### To be done
All of the records below need to be copied exactly.

— start Source data —

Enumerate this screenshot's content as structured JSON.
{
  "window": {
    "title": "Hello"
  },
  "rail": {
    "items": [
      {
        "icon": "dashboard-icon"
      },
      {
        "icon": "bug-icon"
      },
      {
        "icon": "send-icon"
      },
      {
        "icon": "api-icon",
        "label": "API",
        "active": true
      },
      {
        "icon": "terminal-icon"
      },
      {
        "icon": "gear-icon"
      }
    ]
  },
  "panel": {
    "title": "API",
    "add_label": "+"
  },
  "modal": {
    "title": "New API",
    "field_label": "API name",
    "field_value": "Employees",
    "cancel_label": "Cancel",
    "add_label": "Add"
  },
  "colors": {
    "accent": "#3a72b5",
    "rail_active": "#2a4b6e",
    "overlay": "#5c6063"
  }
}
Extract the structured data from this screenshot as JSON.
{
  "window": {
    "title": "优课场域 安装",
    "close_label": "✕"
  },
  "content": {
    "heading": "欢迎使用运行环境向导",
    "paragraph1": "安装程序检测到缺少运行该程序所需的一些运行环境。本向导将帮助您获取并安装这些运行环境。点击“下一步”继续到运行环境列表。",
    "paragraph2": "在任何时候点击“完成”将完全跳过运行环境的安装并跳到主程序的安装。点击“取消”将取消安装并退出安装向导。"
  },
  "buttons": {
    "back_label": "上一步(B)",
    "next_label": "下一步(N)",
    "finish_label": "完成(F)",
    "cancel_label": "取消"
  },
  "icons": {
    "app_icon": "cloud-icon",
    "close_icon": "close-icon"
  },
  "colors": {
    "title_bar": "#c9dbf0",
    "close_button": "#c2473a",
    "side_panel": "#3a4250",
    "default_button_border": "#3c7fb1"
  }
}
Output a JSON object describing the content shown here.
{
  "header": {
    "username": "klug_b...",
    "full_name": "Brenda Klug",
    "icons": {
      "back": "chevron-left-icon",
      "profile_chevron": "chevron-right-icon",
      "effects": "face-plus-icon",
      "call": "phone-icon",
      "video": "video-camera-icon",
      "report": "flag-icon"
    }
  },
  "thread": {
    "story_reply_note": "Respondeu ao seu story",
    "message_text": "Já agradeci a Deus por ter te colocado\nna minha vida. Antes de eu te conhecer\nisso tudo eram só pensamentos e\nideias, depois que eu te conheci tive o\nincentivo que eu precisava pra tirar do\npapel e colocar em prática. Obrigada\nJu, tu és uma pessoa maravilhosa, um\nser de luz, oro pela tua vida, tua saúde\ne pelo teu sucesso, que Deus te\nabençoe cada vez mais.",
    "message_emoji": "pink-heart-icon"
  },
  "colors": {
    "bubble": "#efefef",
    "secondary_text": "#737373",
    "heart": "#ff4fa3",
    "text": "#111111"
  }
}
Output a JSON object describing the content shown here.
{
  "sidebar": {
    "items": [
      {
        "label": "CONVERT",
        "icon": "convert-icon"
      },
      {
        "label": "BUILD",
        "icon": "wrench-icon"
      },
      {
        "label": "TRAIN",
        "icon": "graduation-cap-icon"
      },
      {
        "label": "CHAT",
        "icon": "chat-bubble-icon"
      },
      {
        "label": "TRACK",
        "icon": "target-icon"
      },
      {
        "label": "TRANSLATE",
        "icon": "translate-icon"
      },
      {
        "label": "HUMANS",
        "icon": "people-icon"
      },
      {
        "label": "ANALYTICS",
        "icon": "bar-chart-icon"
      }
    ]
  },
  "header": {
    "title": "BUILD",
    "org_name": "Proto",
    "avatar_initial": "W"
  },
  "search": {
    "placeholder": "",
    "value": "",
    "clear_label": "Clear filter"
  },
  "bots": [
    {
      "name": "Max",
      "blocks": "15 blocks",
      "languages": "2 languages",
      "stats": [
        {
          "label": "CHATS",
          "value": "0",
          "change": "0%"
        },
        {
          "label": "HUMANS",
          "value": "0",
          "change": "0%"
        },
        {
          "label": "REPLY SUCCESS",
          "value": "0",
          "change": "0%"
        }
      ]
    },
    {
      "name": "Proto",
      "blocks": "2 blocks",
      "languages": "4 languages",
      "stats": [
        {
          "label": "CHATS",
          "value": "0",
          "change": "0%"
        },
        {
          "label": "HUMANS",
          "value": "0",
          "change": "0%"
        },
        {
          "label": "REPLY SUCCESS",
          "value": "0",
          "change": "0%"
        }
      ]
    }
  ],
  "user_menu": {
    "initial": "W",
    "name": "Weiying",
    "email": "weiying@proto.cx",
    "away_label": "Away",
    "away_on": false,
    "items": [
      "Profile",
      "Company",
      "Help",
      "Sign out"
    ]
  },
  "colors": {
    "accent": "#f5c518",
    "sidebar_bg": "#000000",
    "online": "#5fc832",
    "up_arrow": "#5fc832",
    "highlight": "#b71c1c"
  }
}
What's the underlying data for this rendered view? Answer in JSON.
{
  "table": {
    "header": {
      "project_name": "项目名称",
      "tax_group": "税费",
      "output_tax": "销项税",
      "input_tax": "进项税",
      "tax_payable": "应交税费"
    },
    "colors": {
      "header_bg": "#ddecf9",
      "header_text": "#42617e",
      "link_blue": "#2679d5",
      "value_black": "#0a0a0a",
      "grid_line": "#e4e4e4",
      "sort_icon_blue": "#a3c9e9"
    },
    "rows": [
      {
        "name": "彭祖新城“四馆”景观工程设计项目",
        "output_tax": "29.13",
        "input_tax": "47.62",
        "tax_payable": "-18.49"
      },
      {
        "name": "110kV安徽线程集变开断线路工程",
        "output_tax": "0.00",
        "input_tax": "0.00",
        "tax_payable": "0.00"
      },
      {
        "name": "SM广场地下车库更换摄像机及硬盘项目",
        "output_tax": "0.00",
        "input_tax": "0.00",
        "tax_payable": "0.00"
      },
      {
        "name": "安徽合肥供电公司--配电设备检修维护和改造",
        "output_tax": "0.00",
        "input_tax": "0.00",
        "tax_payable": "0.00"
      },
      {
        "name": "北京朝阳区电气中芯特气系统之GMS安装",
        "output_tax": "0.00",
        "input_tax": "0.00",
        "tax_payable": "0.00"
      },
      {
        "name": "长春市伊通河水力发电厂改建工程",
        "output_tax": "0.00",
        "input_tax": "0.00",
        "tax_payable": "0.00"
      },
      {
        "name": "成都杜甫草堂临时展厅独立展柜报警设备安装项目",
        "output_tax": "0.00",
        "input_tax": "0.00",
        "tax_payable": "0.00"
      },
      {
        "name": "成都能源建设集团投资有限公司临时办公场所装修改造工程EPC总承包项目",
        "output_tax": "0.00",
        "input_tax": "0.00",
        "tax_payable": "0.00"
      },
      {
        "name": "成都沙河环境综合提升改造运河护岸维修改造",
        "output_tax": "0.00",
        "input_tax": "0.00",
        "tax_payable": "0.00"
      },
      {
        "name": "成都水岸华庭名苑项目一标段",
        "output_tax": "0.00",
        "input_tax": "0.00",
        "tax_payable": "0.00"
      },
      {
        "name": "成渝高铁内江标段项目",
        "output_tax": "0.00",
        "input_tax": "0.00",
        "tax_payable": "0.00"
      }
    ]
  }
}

— end Source data —

### Solution
Enumerate this screenshot's content as structured JSON.
{
  "window": {
    "title": "Hello"
  },
  "rail": {
    "items": [
      {
        "icon": "dashboard-icon"
      },
      {
        "icon": "bug-icon"
      },
      {
        "icon": "send-icon"
      },
      {
        "icon": "api-icon",
        "label": "API",
        "active": true
      },
      {
        "icon": "terminal-icon"
      },
      {
        "icon": "gear-icon"
      }
    ]
  },
  "panel": {
    "title": "API",
    "add_label": "+"
  },
  "modal": {
    "title": "New API",
    "field_label": "API name",
    "field_value": "Employees",
    "cancel_label": "Cancel",
    "add_label": "Add"
  },
  "colors": {
    "accent": "#3a72b5",
    "rail_active": "#2a4b6e",
    "overlay": "#5c6063"
  }
}
Extract the structured data from this screenshot as JSON.
{
  "window": {
    "title": "优课场域 安装",
    "close_label": "✕"
  },
  "content": {
    "heading": "欢迎使用运行环境向导",
    "paragraph1": "安装程序检测到缺少运行该程序所需的一些运行环境。本向导将帮助您获取并安装这些运行环境。点击“下一步”继续到运行环境列表。",
    "paragraph2": "在任何时候点击“完成”将完全跳过运行环境的安装并跳到主程序的安装。点击“取消”将取消安装并退出安装向导。"
  },
  "buttons": {
    "back_label": "上一步(B)",
    "next_label": "下一步(N)",
    "finish_label": "完成(F)",
    "cancel_label": "取消"
  },
  "icons": {
    "app_icon": "cloud-icon",
    "close_icon": "close-icon"
  },
  "colors": {
    "title_bar": "#c9dbf0",
    "close_button": "#c2473a",
    "side_panel": "#3a4250",
    "default_button_border": "#3c7fb1"
  }
}
Output a JSON object describing the content shown here.
{
  "header": {
    "username": "klug_b...",
    "full_name": "Brenda Klug",
    "icons": {
      "back": "chevron-left-icon",
      "profile_chevron": "chevron-right-icon",
      "effects": "face-plus-icon",
      "call": "phone-icon",
      "video": "video-camera-icon",
      "report": "flag-icon"
    }
  },
  "thread": {
    "story_reply_note": "Respondeu ao seu story",
    "message_text": "Já agradeci a Deus por ter te colocado\nna minha vida. Antes de eu te conhecer\nisso tudo eram só pensamentos e\nideias, depois que eu te conheci tive o\nincentivo que eu precisava pra tirar do\npapel e colocar em prática. Obrigada\nJu, tu és uma pessoa maravilhosa, um\nser de luz, oro pela tua vida, tua saúde\ne pelo teu sucesso, que Deus te\nabençoe cada vez mais.",
    "message_emoji": "pink-heart-icon"
  },
  "colors": {
    "bubble": "#efefef",
    "secondary_text": "#737373",
    "heart": "#ff4fa3",
    "text": "#111111"
  }
}
Output a JSON object describing the content shown here.
{
  "sidebar": {
    "items": [
      {
        "label": "CONVERT",
        "icon": "convert-icon"
      },
      {
        "label": "BUILD",
        "icon": "wrench-icon"
      },
      {
        "label": "TRAIN",
        "icon": "graduation-cap-icon"
      },
      {
        "label": "CHAT",
        "icon": "chat-bubble-icon"
      },
      {
        "label": "TRACK",
        "icon": "target-icon"
      },
      {
        "label": "TRANSLATE",
        "icon": "translate-icon"
      },
      {
        "label": "HUMANS",
        "icon": "people-icon"
      },
      {
        "label": "ANALYTICS",
        "icon": "bar-chart-icon"
      }
    ]
  },
  "header": {
    "title": "BUILD",
    "org_name": "Proto",
    "avatar_initial": "W"
  },
  "search": {
    "placeholder": "",
    "value": "",
    "clear_label": "Clear filter"
  },
  "bots": [
    {
      "name": "Max",
      "blocks": "15 blocks",
      "languages": "2 languages",
      "stats": [
        {
          "label": "CHATS",
          "value": "0",
          "change": "0%"
        },
        {
          "label": "HUMANS",
          "value": "0",
          "change": "0%"
        },
        {
          "label": "REPLY SUCCESS",
          "value": "0",
          "change": "0%"
        }
      ]
    },
    {
      "name": "Proto",
      "blocks": "2 blocks",
      "languages": "4 languages",
      "stats": [
        {
          "label": "CHATS",
          "value": "0",
          "change": "0%"
        },
        {
          "label": "HUMANS",
          "value": "0",
          "change": "0%"
        },
        {
          "label": "REPLY SUCCESS",
          "value": "0",
          "change": "0%"
        }
      ]
    }
  ],
  "user_menu": {
    "initial": "W",
    "name": "Weiying",
    "email": "weiying@proto.cx",
    "away_label": "Away",
    "away_on": false,
    "items": [
      "Profile",
      "Company",
      "Help",
      "Sign out"
    ]
  },
  "colors": {
    "accent": "#f5c518",
    "sidebar_bg": "#000000",
    "online": "#5fc832",
    "up_arrow": "#5fc832",
    "highlight": "#b71c1c"
  }
}
What's the underlying data for this rendered view? Answer in JSON.
{
  "table": {
    "header": {
      "project_name": "项目名称",
      "tax_group": "税费",
      "output_tax": "销项税",
      "input_tax": "进项税",
      "tax_payable": "应交税费"
    },
    "colors": {
      "header_bg": "#ddecf9",
      "header_text": "#42617e",
      "link_blue": "#2679d5",
      "value_black": "#0a0a0a",
      "grid_line": "#e4e4e4",
      "sort_icon_blue": "#a3c9e9"
    },
    "rows": [
      {
        "name": "彭祖新城“四馆”景观工程设计项目",
        "output_tax": "29.13",
        "input_tax": "47.62",
        "tax_payable": "-18.49"
      },
      {
        "name": "110kV安徽线程集变开断线路工程",
        "output_tax": "0.00",
        "input_tax": "0.00",
        "tax_payable": "0.00"
      },
      {
        "name": "SM广场地下车库更换摄像机及硬盘项目",
        "output_tax": "0.00",
        "input_tax": "0.00",
        "tax_payable": "0.00"
      },
      {
        "name": "安徽合肥供电公司--配电设备检修维护和改造",
        "output_tax": "0.00",
        "input_tax": "0.00",
        "tax_payable": "0.00"
      },
      {
        "name": "北京朝阳区电气中芯特气系统之GMS安装",
        "output_tax": "0.00",
        "input_tax": "0.00",
        "tax_payable": "0.00"
      },
      {
        "name": "长春市伊通河水力发电厂改建工程",
        "output_tax": "0.00",
        "input_tax": "0.00",
        "tax_payable": "0.00"
      },
      {
        "name": "成都杜甫草堂临时展厅独立展柜报警设备安装项目",
        "output_tax": "0.00",
        "input_tax": "0.00",
        "tax_payable": "0.00"
      },
      {
        "name": "成都能源建设集团投资有限公司临时办公场所装修改造工程EPC总承包项目",
        "output_tax": "0.00",
        "input_tax": "0.00",
        "tax_payable": "0.00"
      },
      {
        "name": "成都沙河环境综合提升改造运河护岸维修改造",
        "output_tax": "0.00",
        "input_tax": "0.00",
        "tax_payable": "0.00"
      },
      {
        "name": "成都水岸华庭名苑项目一标段",
        "output_tax": "0.00",
        "input_tax": "0.00",
        "tax_payable": "0.00"
      },
      {
        "name": "成渝高铁内江标段项目",
        "output_tax": "0.00",
        "input_tax": "0.00",
        "tax_payable": "0.00"
      }
    ]
  }
}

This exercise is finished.